* Work required
Filter the records below for the word "Qualification". Copy each line that holds it.

* Information provided
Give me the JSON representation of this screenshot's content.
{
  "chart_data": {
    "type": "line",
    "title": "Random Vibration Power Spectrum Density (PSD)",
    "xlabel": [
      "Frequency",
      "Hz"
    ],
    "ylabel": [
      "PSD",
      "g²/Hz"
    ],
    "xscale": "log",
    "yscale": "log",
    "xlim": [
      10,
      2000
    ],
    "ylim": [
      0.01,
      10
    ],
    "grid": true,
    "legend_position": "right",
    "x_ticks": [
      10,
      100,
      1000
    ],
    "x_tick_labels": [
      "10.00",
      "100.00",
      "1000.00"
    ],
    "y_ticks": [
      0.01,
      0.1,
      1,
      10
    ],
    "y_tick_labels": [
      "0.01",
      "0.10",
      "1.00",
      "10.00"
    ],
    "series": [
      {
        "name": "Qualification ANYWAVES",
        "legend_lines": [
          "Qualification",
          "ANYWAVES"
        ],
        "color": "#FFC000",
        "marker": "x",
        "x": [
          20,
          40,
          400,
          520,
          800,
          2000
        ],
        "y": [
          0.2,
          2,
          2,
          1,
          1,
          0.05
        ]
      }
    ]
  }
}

---

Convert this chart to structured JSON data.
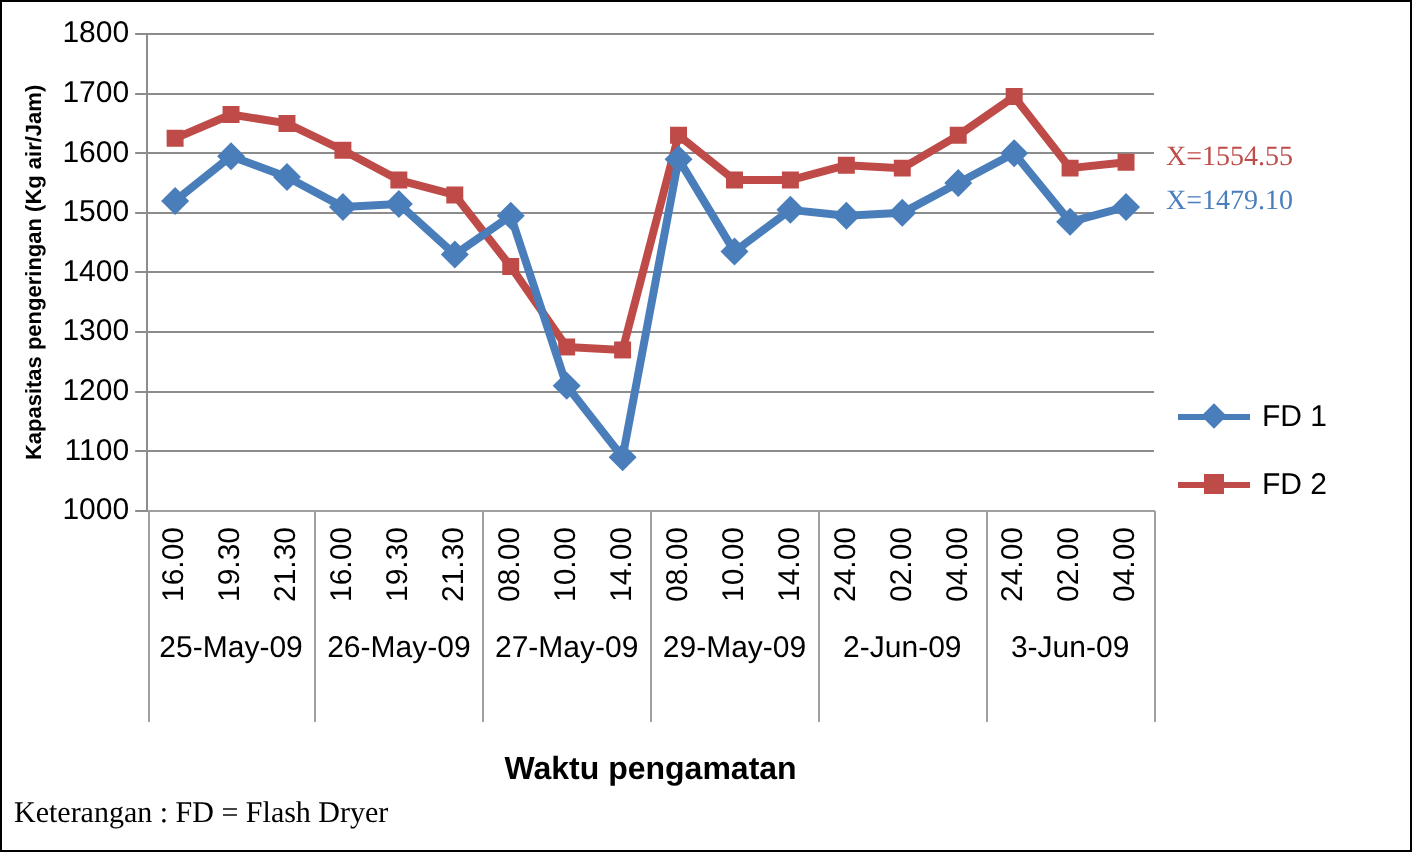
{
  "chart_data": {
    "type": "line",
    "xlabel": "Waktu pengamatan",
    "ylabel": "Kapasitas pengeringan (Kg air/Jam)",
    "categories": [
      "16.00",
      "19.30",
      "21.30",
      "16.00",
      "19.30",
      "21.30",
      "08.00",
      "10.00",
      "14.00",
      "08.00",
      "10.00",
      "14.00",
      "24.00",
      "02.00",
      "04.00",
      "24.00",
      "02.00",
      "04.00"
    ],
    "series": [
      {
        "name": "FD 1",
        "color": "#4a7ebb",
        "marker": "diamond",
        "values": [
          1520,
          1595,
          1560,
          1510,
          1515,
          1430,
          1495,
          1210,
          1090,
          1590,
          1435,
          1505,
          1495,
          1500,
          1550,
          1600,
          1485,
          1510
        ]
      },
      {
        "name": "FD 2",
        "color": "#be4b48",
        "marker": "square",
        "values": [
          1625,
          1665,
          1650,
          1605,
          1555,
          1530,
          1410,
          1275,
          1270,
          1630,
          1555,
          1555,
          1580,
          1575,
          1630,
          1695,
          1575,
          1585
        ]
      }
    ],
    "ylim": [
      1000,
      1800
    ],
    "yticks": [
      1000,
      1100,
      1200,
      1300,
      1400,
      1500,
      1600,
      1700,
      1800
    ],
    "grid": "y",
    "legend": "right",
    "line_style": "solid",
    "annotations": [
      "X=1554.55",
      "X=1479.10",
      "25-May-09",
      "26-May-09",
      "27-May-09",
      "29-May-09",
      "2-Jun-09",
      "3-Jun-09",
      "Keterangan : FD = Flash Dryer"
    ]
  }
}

* Solution to this exercise
        "name": "Qualification ANYWAVES",
          "Qualification",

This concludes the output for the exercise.